## begin

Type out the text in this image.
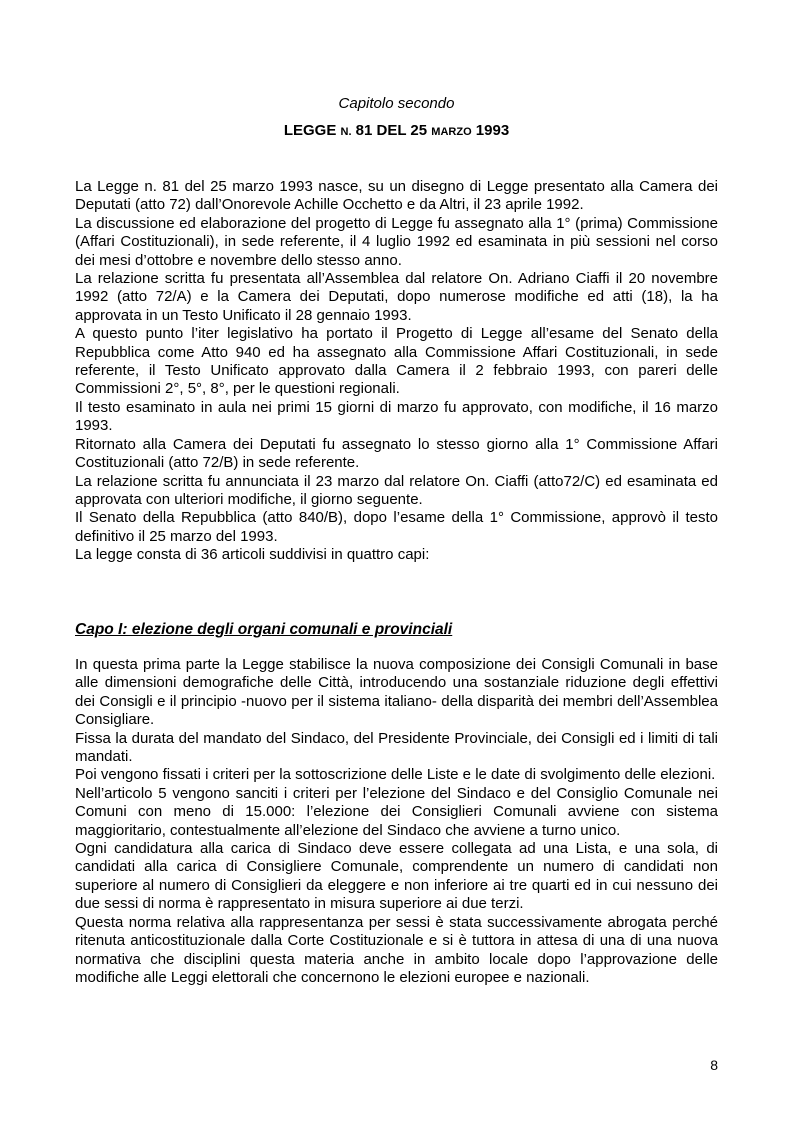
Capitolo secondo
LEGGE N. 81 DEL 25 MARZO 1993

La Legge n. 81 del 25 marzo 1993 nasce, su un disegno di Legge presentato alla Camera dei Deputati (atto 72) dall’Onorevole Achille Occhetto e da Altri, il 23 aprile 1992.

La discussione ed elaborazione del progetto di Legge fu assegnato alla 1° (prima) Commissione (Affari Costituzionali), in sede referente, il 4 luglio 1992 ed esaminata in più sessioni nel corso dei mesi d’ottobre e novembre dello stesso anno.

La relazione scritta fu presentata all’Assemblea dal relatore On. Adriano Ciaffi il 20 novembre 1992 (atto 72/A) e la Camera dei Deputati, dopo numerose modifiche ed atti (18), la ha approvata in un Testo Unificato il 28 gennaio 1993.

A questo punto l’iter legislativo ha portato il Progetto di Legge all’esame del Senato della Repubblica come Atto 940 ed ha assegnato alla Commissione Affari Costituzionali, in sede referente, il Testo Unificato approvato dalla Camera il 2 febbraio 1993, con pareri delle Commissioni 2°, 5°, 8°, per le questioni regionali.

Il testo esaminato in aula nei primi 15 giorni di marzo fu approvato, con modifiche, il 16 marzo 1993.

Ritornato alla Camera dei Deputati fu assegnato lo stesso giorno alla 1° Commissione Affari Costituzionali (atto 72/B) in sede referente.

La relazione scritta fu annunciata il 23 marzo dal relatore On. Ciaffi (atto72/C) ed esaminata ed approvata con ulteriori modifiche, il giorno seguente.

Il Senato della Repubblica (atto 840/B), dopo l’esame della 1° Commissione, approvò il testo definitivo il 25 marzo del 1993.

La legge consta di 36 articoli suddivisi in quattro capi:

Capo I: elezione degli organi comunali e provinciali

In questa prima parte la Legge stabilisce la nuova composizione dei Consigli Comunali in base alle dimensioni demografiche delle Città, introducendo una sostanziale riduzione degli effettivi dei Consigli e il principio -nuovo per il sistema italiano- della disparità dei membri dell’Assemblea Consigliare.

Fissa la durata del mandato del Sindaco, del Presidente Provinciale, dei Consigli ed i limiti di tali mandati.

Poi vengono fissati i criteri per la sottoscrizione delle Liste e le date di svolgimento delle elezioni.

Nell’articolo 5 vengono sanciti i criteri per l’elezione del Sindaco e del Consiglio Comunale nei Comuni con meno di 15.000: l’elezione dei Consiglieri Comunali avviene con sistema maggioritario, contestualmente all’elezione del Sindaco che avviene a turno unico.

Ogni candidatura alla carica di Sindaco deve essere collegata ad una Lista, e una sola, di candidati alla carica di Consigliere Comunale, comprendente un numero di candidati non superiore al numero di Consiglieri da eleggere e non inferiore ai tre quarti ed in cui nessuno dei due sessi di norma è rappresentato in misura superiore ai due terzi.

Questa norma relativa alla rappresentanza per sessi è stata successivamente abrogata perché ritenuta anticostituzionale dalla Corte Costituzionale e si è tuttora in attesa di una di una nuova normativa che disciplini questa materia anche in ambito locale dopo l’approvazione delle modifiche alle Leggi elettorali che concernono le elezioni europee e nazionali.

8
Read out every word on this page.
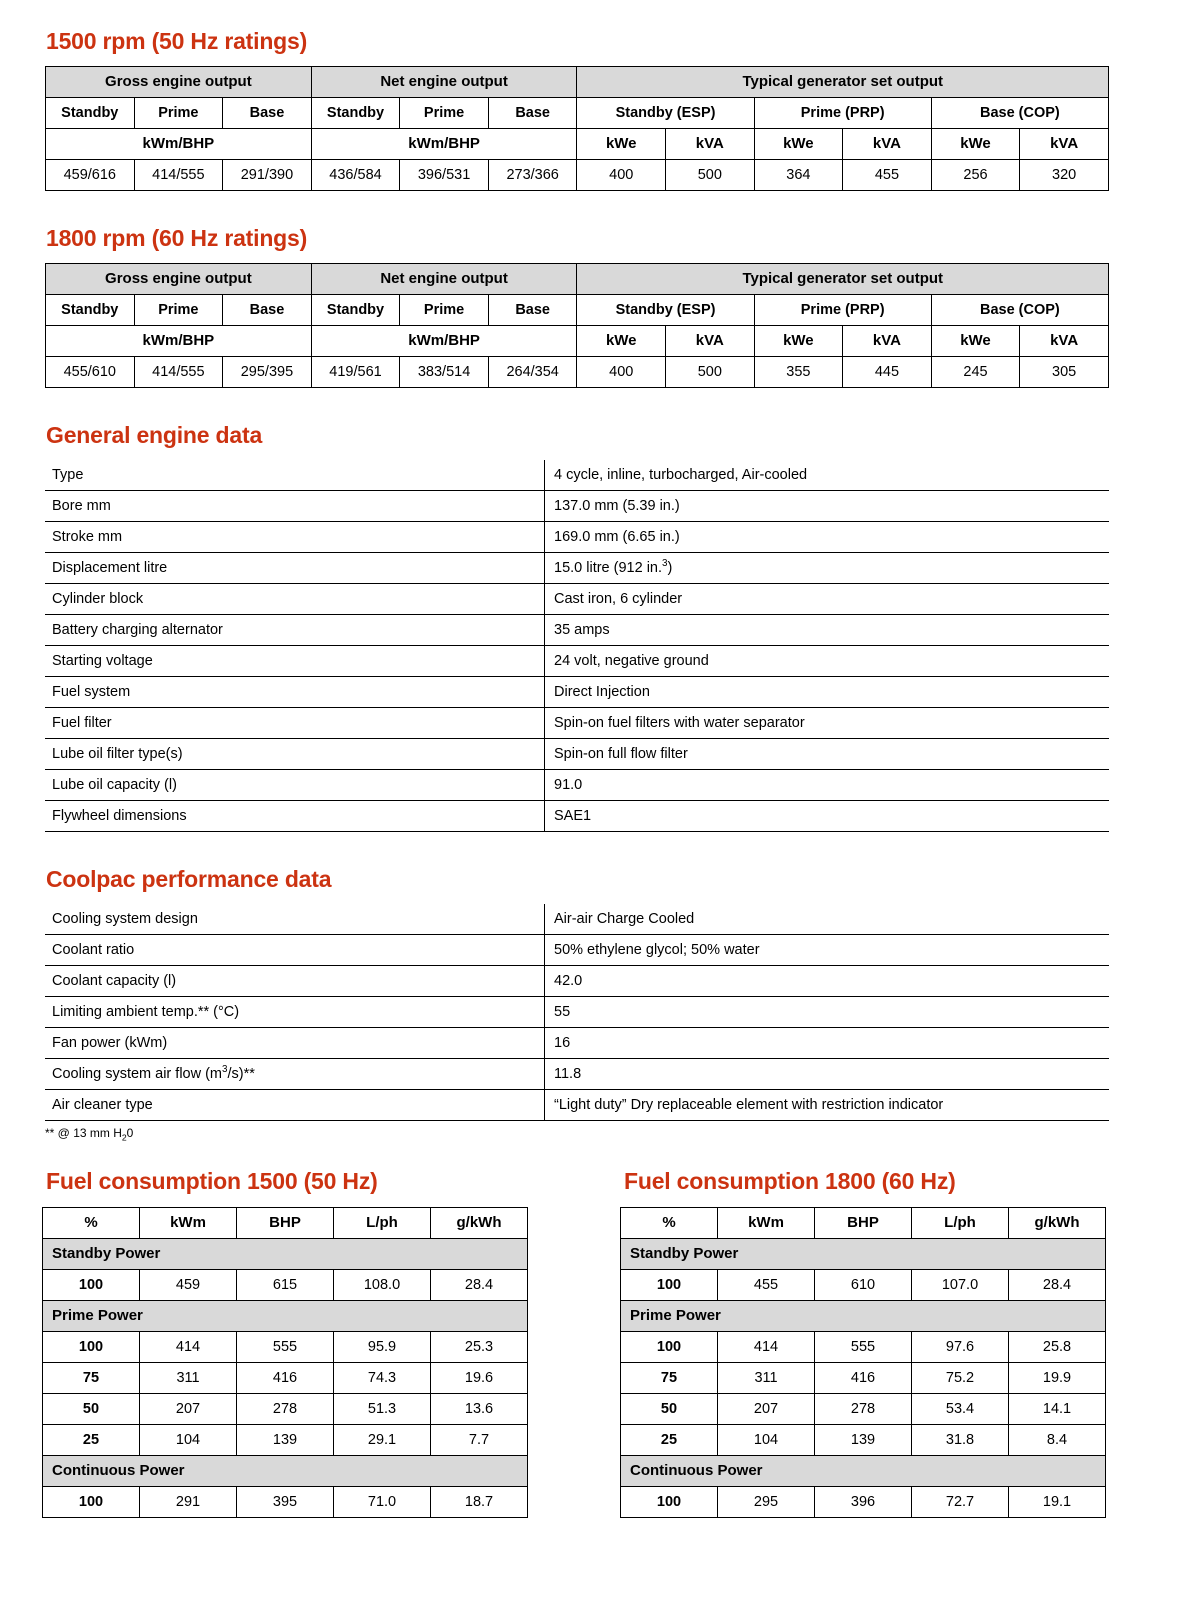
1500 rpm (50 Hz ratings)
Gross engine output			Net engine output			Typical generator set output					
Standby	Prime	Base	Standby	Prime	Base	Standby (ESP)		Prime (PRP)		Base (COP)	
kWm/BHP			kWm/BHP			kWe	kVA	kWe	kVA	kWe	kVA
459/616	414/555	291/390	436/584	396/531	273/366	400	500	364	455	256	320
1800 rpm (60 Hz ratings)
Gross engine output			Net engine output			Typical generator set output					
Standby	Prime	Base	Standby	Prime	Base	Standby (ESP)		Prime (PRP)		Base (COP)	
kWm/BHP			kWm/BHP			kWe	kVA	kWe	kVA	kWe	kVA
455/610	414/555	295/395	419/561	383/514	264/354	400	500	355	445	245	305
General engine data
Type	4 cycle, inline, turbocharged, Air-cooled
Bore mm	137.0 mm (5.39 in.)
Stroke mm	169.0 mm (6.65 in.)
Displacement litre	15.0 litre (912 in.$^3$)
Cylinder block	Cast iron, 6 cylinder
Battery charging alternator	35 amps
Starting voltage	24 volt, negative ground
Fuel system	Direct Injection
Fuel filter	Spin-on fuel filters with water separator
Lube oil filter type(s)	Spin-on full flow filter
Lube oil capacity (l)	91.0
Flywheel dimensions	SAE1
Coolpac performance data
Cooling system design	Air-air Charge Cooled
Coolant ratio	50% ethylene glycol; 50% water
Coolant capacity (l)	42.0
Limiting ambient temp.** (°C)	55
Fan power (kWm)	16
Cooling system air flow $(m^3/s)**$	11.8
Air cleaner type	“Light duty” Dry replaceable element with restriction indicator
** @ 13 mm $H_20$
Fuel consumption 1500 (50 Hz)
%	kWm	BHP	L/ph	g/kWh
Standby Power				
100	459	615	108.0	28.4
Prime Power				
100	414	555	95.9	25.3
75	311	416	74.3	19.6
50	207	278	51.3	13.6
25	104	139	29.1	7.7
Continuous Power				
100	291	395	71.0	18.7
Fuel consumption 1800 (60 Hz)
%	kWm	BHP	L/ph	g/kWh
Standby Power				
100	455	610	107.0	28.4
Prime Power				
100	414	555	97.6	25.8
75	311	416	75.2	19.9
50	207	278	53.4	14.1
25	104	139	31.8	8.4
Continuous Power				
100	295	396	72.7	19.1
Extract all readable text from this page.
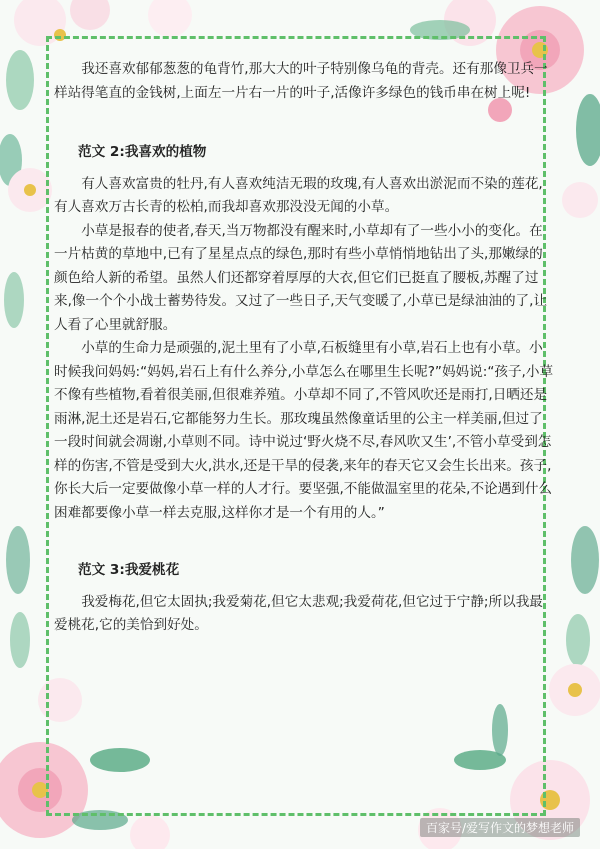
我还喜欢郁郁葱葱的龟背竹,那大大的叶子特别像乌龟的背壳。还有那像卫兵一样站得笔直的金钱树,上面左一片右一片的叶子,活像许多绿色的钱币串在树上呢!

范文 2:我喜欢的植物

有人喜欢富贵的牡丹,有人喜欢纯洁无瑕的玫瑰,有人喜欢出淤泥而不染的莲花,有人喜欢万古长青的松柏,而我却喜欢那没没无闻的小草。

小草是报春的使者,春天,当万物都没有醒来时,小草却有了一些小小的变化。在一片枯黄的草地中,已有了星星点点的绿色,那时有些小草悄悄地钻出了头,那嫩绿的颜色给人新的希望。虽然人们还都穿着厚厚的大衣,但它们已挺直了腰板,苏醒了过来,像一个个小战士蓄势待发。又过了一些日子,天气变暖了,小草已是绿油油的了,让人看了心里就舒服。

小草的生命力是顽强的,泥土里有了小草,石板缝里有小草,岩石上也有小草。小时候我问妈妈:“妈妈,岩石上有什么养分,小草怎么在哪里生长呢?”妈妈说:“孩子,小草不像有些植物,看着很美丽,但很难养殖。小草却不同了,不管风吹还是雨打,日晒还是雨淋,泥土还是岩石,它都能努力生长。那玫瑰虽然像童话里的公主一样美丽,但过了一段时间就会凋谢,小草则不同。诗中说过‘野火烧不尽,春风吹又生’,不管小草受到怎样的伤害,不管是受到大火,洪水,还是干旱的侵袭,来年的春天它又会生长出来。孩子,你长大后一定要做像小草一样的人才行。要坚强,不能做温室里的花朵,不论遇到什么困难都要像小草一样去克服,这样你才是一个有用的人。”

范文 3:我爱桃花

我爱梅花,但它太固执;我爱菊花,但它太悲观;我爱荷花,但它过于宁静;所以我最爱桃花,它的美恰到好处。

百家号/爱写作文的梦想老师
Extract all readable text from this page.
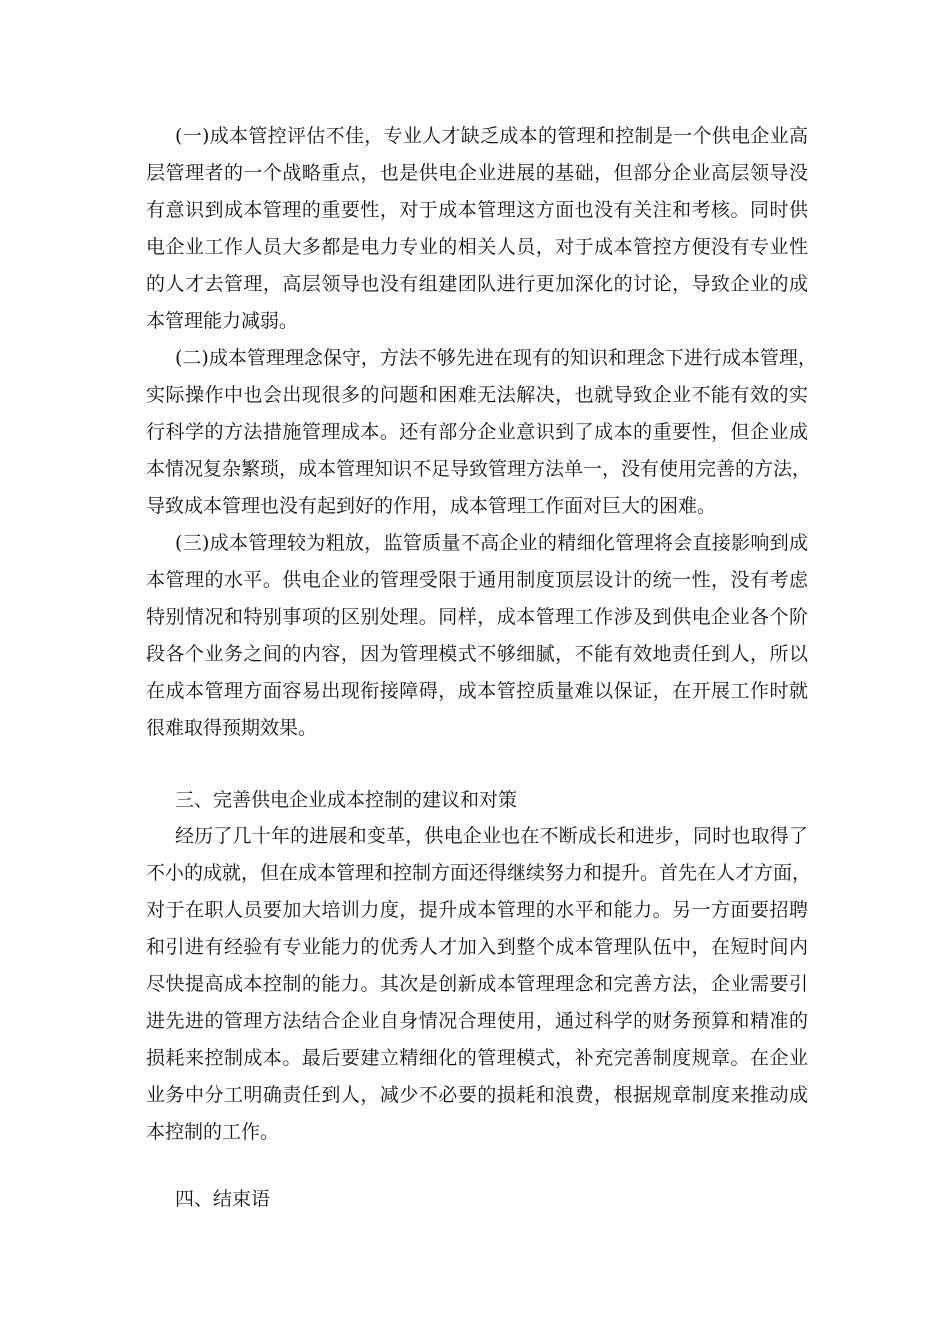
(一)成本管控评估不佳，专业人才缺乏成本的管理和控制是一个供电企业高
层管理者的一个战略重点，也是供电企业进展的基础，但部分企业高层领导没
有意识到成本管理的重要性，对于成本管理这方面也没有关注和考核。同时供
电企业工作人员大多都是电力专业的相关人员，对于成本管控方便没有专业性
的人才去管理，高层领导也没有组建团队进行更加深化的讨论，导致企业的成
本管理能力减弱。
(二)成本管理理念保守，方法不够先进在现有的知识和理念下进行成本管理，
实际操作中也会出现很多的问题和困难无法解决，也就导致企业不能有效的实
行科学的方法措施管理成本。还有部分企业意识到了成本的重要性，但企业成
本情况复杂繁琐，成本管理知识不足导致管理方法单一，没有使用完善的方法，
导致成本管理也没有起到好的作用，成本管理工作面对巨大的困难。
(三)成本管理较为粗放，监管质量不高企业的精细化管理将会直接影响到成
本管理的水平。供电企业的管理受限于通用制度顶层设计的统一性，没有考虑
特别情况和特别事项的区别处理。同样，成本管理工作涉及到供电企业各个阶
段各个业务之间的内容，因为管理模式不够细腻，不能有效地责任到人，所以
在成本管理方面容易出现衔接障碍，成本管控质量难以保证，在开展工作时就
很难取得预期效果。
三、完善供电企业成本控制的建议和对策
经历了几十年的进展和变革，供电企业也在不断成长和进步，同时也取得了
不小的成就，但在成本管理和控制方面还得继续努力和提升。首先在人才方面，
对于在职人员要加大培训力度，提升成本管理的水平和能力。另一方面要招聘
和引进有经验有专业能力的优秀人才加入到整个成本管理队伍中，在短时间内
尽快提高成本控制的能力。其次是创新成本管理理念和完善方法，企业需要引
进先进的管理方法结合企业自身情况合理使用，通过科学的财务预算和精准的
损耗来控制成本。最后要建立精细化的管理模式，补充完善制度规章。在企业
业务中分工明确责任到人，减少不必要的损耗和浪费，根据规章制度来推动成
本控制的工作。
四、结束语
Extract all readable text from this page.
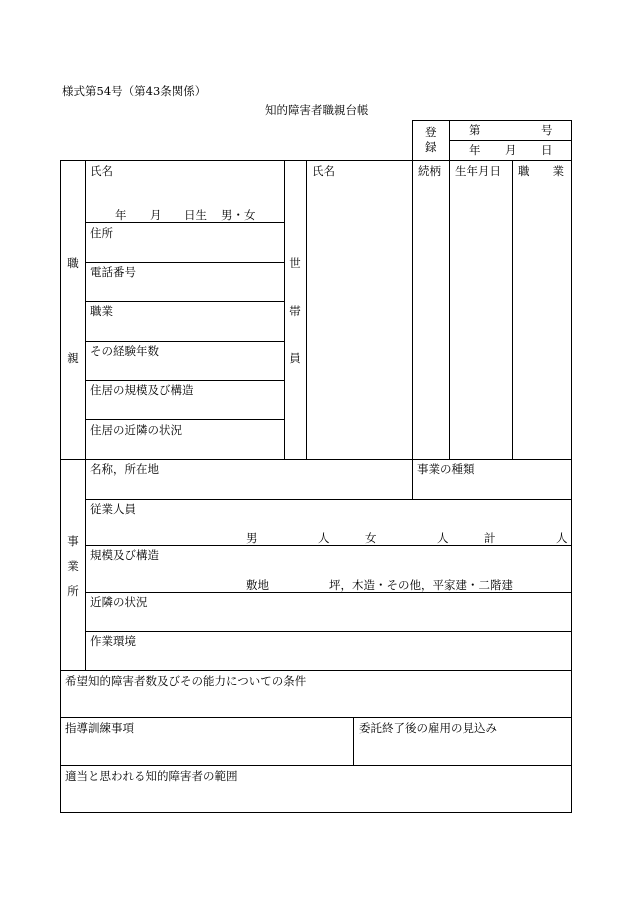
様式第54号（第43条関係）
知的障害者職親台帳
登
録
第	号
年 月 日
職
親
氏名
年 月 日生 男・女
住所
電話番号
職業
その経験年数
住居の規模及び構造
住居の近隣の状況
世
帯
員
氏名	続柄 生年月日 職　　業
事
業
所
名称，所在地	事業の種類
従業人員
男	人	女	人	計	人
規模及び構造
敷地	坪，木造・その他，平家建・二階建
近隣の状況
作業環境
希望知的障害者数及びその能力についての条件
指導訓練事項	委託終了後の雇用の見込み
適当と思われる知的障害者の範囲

## end

Each line containing the word "Lube" counts once; report the total alone.

2